--- Begin DATASET ROWS ---
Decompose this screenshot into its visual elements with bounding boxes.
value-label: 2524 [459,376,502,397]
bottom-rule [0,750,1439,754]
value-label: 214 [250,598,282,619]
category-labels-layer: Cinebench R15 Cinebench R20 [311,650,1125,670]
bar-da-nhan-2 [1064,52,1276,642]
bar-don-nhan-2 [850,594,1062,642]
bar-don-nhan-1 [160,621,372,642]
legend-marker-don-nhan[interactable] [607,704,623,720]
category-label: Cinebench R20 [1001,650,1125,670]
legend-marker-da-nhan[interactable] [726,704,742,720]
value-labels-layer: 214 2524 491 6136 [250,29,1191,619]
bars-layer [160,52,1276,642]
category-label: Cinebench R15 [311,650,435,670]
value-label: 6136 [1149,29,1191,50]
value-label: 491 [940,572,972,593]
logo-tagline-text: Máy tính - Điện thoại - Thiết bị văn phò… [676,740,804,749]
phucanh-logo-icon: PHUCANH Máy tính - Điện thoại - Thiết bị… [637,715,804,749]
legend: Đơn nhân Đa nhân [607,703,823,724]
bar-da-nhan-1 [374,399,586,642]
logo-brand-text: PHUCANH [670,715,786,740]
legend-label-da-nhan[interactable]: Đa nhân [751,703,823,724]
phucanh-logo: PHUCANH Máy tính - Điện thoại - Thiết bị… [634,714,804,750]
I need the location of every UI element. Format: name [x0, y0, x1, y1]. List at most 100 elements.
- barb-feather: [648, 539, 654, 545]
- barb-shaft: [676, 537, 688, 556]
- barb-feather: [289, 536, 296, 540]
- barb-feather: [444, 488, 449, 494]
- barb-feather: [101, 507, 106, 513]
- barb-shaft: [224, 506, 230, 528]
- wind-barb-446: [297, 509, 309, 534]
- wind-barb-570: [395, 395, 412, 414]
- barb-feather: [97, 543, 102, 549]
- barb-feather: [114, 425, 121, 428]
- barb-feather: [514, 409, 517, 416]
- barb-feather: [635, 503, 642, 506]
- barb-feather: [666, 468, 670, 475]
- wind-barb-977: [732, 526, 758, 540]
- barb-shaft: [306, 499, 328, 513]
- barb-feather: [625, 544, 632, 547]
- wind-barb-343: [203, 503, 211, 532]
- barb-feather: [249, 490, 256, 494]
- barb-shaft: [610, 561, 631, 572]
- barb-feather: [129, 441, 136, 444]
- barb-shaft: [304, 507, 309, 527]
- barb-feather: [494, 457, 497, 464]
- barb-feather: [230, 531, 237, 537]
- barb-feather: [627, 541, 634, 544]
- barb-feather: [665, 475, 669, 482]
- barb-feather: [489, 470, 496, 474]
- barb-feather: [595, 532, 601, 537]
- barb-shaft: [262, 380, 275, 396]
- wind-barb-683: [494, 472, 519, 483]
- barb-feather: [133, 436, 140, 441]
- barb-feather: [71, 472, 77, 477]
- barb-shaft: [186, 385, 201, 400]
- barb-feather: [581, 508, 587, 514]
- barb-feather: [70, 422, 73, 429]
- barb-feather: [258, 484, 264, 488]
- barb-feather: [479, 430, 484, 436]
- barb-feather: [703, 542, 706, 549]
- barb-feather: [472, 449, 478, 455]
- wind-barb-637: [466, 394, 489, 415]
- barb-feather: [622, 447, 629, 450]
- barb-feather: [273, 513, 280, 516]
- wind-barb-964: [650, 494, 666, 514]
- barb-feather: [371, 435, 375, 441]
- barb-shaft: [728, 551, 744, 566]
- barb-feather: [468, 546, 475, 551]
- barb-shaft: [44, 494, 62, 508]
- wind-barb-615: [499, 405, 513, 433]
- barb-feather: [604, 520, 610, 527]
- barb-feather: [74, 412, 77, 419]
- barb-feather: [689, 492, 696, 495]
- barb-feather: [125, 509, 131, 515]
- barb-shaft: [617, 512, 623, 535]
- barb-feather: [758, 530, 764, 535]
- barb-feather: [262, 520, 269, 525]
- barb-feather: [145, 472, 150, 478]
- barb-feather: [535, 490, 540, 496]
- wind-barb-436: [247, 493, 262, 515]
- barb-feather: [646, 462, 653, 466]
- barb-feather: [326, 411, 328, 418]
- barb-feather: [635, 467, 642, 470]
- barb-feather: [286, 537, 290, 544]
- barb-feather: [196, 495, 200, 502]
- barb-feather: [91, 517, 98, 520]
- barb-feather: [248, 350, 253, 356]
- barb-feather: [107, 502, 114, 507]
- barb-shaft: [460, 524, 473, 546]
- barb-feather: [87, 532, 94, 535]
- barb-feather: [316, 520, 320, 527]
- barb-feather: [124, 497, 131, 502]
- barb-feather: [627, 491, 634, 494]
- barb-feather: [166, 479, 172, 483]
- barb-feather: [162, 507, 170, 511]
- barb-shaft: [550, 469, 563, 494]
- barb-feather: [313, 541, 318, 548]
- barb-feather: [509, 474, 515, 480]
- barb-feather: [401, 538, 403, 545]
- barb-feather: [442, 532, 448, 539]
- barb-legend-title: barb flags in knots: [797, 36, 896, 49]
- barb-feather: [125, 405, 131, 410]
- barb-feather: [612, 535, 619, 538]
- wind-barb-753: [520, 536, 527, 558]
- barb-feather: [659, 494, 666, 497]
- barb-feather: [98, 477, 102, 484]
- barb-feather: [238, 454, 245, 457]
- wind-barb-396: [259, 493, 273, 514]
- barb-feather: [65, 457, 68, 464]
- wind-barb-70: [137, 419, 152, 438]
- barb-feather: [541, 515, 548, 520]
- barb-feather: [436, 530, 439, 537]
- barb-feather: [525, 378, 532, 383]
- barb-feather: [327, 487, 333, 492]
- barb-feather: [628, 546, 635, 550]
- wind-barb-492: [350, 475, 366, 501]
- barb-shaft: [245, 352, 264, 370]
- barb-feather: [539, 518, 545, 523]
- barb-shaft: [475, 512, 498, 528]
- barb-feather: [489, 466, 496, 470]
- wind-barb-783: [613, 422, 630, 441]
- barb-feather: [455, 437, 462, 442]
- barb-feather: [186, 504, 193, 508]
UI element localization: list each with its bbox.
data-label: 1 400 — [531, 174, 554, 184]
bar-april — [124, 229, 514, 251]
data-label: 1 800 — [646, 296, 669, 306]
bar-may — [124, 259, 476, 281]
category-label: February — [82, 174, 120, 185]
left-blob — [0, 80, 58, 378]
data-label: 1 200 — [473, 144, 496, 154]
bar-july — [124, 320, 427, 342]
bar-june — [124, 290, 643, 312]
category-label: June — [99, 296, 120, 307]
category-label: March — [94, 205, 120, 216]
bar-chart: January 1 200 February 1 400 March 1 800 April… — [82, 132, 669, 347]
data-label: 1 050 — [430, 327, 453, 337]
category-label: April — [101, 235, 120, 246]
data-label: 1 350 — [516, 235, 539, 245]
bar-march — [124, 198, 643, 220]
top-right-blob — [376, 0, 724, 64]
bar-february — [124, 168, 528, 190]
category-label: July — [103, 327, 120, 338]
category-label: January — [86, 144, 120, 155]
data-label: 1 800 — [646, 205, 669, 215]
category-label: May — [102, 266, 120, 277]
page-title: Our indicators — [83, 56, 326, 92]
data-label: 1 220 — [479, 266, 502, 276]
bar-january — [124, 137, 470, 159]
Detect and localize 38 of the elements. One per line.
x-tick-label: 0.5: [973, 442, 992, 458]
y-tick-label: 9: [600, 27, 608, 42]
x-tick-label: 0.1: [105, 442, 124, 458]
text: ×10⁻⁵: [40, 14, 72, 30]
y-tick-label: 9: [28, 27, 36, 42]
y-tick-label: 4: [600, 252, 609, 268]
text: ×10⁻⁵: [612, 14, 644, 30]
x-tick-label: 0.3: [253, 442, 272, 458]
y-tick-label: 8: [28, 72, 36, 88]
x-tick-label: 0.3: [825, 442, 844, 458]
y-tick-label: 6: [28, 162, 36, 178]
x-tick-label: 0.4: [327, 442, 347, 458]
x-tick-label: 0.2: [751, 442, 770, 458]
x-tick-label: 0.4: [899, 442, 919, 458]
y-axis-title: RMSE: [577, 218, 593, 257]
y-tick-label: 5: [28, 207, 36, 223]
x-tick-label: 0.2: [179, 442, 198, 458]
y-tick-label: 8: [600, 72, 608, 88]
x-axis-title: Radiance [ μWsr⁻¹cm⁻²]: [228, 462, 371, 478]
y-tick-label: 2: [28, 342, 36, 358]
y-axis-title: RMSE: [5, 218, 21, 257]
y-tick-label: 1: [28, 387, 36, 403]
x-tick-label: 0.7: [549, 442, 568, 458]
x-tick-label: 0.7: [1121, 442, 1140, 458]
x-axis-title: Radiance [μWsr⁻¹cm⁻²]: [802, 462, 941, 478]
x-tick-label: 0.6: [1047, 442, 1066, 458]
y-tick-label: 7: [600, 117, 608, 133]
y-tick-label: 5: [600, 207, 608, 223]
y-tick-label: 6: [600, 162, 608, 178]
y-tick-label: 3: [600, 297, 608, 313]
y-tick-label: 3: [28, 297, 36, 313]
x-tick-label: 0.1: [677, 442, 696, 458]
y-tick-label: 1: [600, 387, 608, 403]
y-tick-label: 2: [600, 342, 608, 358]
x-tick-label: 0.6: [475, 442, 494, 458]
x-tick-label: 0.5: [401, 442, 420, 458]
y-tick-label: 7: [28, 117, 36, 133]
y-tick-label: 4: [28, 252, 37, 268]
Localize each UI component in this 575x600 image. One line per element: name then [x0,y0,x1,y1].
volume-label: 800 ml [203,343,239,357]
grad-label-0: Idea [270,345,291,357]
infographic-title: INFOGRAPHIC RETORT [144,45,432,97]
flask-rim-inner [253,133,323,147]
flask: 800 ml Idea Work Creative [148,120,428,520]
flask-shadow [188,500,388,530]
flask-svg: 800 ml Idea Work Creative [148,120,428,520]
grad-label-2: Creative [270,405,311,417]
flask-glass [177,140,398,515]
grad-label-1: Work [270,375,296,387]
--- End DATASET ROWS ---
◆ PROMPT:
Reproduce the records above word for word. Begin at the first line of the records and stop after the line that contains "- barb-shaft: [262, 380, 275, 396]", including that line.

◆ SOLUTION FOR THIS PROBLEM:
Decompose this screenshot into its visual elements with bounding boxes.
value-label: 2524 [459,376,502,397]
bottom-rule [0,750,1439,754]
value-label: 214 [250,598,282,619]
category-labels-layer: Cinebench R15 Cinebench R20 [311,650,1125,670]
bar-da-nhan-2 [1064,52,1276,642]
bar-don-nhan-2 [850,594,1062,642]
bar-don-nhan-1 [160,621,372,642]
legend-marker-don-nhan[interactable] [607,704,623,720]
category-label: Cinebench R20 [1001,650,1125,670]
legend-marker-da-nhan[interactable] [726,704,742,720]
value-labels-layer: 214 2524 491 6136 [250,29,1191,619]
bars-layer [160,52,1276,642]
category-label: Cinebench R15 [311,650,435,670]
value-label: 6136 [1149,29,1191,50]
value-label: 491 [940,572,972,593]
logo-tagline-text: Máy tính - Điện thoại - Thiết bị văn phò… [676,740,804,749]
phucanh-logo-icon: PHUCANH Máy tính - Điện thoại - Thiết bị… [637,715,804,749]
legend: Đơn nhân Đa nhân [607,703,823,724]
bar-da-nhan-1 [374,399,586,642]
logo-brand-text: PHUCANH [670,715,786,740]
legend-label-da-nhan[interactable]: Đa nhân [751,703,823,724]
phucanh-logo: PHUCANH Máy tính - Điện thoại - Thiết bị… [634,714,804,750]
I need the location of every UI element. Format: name [x0, y0, x1, y1]. List at most 100 elements.
- barb-feather: [648, 539, 654, 545]
- barb-shaft: [676, 537, 688, 556]
- barb-feather: [289, 536, 296, 540]
- barb-feather: [444, 488, 449, 494]
- barb-feather: [101, 507, 106, 513]
- barb-shaft: [224, 506, 230, 528]
- wind-barb-446: [297, 509, 309, 534]
- wind-barb-570: [395, 395, 412, 414]
- barb-feather: [97, 543, 102, 549]
- barb-feather: [114, 425, 121, 428]
- barb-feather: [514, 409, 517, 416]
- barb-feather: [635, 503, 642, 506]
- barb-feather: [666, 468, 670, 475]
- wind-barb-977: [732, 526, 758, 540]
- barb-shaft: [306, 499, 328, 513]
- barb-feather: [625, 544, 632, 547]
- wind-barb-343: [203, 503, 211, 532]
- barb-feather: [249, 490, 256, 494]
- barb-shaft: [610, 561, 631, 572]
- barb-feather: [129, 441, 136, 444]
- barb-shaft: [304, 507, 309, 527]
- barb-feather: [494, 457, 497, 464]
- barb-feather: [230, 531, 237, 537]
- barb-feather: [627, 541, 634, 544]
- barb-feather: [665, 475, 669, 482]
- barb-feather: [489, 470, 496, 474]
- barb-feather: [595, 532, 601, 537]
- barb-shaft: [262, 380, 275, 396]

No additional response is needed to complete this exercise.